- _SET PROBLEM_:
Go through the listing below and gather every line with the word "this".

- _PROVIDED ENTRIES_:
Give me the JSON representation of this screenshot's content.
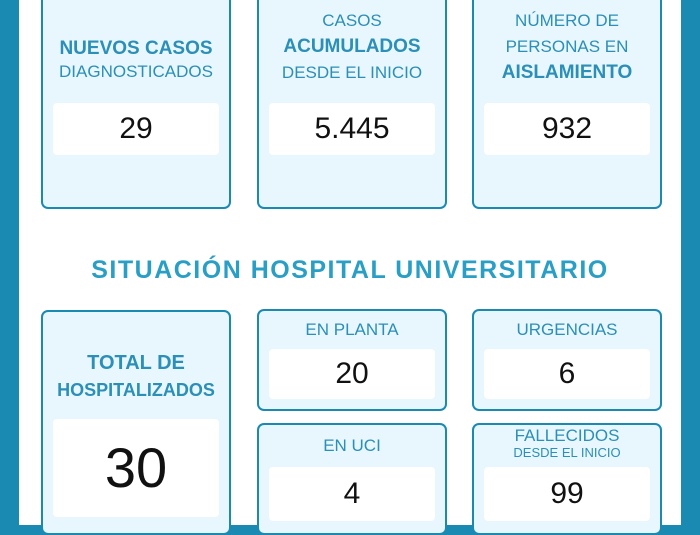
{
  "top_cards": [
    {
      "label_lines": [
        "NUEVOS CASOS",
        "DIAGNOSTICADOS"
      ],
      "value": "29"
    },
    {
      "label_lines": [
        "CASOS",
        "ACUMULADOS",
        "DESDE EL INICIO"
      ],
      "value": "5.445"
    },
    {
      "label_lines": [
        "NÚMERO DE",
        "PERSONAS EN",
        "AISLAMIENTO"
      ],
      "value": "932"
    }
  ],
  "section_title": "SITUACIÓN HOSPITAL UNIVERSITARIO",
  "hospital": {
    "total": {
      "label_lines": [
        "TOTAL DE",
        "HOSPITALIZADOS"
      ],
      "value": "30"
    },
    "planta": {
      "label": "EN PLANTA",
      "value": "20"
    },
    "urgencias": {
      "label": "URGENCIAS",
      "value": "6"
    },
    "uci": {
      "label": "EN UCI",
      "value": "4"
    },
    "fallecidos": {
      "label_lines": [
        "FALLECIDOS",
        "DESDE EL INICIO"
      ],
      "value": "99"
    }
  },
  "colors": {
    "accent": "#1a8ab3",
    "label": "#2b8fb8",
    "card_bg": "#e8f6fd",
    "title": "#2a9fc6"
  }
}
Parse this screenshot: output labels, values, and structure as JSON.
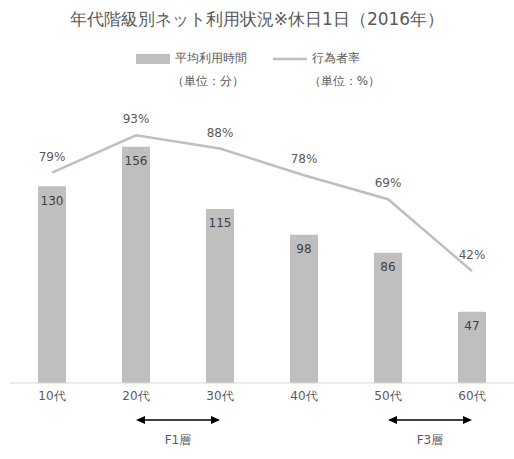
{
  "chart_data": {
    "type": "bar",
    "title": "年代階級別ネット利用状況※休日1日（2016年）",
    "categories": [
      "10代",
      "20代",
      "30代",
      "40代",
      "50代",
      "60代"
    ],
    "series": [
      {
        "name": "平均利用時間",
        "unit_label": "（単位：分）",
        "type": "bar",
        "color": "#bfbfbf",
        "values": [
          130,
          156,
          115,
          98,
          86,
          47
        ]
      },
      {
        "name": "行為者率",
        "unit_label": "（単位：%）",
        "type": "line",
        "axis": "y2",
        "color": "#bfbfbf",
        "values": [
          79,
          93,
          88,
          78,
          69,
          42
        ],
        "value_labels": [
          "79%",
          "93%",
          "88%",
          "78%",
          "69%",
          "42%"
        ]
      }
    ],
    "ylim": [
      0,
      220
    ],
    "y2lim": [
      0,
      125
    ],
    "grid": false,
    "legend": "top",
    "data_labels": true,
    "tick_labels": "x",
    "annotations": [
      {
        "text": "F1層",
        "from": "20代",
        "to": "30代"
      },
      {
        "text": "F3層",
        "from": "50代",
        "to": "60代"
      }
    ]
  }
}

- _REPLY TO THE TASK_:
Give me the JSON representation of this screenshot's content.
Parse this screenshot: output labels, values, and structure as JSON.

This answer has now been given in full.